::: Testo del documento

Sembra di scorgere nella sua figura le innumerevoli sfumature di una vita che non è andata come la si desiderava. Le rinunce, i sacrifici, le mancanze a cui molte donne, purtroppo, sono state costrette e che portano a un’abitudine che, con il tempo, sfocia nella delusione e nell’amarezza. E quando poi la persona viene a mancare, si soffre al pensiero che la sua vita sia stata infelice, e in questa consapevolezza diventa ancora più difficile accettarne la perdita. Eppure, nell’analisi profonda dei propri sentimenti, l’autrice fa una riflessione che non è per nulla banale, ma che aiuta a guardare le cose da un altro punto di vista:
«Ho capito che la vita della mamma è stata più faticosa e spesso più triste, ma non più brutta.»
Un amore che va oltre le difficoltà e mira all’essenziale
I litigi, le discussioni, la mania di controllo non impediscono all’autrice di amare profondamente la madre e di trovare il modo di darle le rassicurazioni di cui ha bisogno, senza farsi condizionare nella vita e nelle scelte a essa legate. Forse, una madre meno pessimista e piena di paure le avrebbe regalato più sicurezza e serenità. Eppure, ancora una volta, l’autrice analizza le cose da una diversa prospettiva, che non suona come rassegnazione ma come profonda maturità e consapevolezza, priva di quell’inutile rancore che spesso guasta la vita di molte persone.
«Mi piace dare un senso a tutto, e immaginare un lieto fine per ogni cosa. Ho sofferto per i nostri litigi, ma quanto mi hanno temprato, e insegnato a combattere: io almeno me la racconto così. Tanto ormai è così che è andata.»
‘Non vi lascerò orfani’ diventa universale nel delicato amore madre-figlia
Continuando il suo viaggio nei ricordi e allo stesso tempo narrando i fatti al momento della scomparsa della madre, Daria Bignardi racconta una storia personale che offre uno spaccato su luoghi e fatti di un’epoca passata, senza mai allontanarsi da quello che rimane il fulcro del libro: il rapporto con sua madre. Una madre che ha amato e che continuerà ad amare, anche ora che non c’è più, e la cui assenza riempie lo stesso la sua vita, tanto da doverla tenere a bada per non esserne sopraffatta.

::::::

### [Come procedere]
Prosegui la recensione di «Non vi lascerò orfani» riprendendo subito dopo la sua ultima frase. Le voci riportate qui non hanno alcun ruolo in questo esercizio.

::: Voci estratte

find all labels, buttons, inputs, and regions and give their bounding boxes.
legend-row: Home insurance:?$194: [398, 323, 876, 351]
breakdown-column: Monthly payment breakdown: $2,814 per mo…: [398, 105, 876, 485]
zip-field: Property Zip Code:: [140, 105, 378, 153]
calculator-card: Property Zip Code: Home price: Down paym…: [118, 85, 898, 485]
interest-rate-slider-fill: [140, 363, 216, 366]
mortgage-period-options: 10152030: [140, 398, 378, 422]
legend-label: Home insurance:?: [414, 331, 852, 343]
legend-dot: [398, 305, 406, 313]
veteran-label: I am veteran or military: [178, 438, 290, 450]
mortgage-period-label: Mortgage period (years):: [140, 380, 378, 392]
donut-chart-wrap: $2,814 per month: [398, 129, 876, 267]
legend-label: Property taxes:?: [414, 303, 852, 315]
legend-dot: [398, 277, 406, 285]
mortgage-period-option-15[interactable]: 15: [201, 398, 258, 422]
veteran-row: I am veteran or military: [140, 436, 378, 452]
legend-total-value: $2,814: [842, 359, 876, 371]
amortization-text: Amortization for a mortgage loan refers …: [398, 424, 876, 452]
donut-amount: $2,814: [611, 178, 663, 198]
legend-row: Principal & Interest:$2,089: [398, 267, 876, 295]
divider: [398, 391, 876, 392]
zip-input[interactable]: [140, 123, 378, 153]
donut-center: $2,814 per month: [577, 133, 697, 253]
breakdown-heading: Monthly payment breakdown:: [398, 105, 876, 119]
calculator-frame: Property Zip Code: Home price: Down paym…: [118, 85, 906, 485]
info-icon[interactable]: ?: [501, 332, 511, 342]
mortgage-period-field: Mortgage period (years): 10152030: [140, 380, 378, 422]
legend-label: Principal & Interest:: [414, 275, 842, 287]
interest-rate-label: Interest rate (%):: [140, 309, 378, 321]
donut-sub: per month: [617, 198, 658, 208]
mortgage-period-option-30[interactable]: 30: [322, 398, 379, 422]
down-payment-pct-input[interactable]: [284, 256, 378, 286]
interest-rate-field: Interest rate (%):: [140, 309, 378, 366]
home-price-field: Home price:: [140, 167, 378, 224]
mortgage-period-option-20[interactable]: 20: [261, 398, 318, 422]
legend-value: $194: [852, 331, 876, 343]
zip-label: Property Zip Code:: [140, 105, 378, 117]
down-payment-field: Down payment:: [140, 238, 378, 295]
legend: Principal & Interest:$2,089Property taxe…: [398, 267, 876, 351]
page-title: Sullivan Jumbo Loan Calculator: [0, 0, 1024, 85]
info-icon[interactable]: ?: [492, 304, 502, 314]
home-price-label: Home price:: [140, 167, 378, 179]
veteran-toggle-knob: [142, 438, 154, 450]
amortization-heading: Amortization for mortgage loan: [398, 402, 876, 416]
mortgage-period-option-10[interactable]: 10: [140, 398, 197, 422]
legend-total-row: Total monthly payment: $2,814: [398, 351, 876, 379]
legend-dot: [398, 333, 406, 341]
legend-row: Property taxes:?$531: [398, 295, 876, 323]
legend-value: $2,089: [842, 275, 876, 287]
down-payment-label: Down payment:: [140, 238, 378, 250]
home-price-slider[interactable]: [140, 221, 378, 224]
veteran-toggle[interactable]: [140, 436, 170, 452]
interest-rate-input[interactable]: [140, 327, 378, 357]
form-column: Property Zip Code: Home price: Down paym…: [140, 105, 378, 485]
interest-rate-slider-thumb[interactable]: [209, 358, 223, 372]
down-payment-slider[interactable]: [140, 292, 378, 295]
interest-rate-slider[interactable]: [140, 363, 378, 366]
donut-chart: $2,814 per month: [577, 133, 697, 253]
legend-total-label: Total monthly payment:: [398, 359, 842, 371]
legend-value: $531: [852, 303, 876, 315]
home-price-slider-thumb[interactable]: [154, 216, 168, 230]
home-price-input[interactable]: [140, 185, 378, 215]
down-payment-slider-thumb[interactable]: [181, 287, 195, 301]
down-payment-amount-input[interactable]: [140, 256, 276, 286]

::::::

### [Risultato]
Al termine della lettura di “Non vi lascerò orfani”, rimane addosso una sensazione di malinconica nostalgia che accarezza l’anima. Al lettore non sfuggirà l’infinito amore che impregna ogni pagina e che porta, inevitabilmente, a scavare dentro il proprio animo e il proprio vissuto grazie anche alla scrittura sorprendentemente lieve e mai stucchevole dell’autrice. Il racconto di famiglia diventa così racconto universale senza perdere la propria individualità. L’infanzia di Daria Bignardi diventa l’infanzia di ogni figlio, l’adolescenza è quella disperatamente meravigliosa di ogni adolescente, la giovinezza, l’età adulta, la famiglia, la società, i valori e i sentimenti… Perché l’amore è amore, è quando non c’è più che capisci quanto ti manca, anche se è faticoso da sopportare.
Breve sinossi
“Non vi lascerò orfani” di Daria Bignardi scava nella memoria dove nulla va perduto e si rivelano legami inattesi. Tutto – persone e luoghi – ha lasciato qualcosa. Tutto è storia individuale, di una famiglia, di un’epoca: tutto ha lasciato un segno e ci ha resi ciò che siamo. Ma ogni cosa gira intorno al rapporto complicato tra madre e figlia che, come spesso accade, è fatto di trasporto e identificazione, ma anche bisogno di separarsi, di quella necessità di scrivere il proprio destino che spesso sta alla base dei conflitti.
Con appassionata nostalgia, in equilibrio tra commozione e divertimento, Daria Bignardi racconta una vicenda dolce e ironica, affascinante come una foto in bianco e nero, viva come un abbraccio: una storia proiettata all’improvviso sullo schermo della memoria quando la protagonista scompare. La storia di un amore più forte dell’assenza, un racconto in cui sarà inevitabile per chiunque, pur nell’assoluta singolarità della voce narrante, riconoscersi.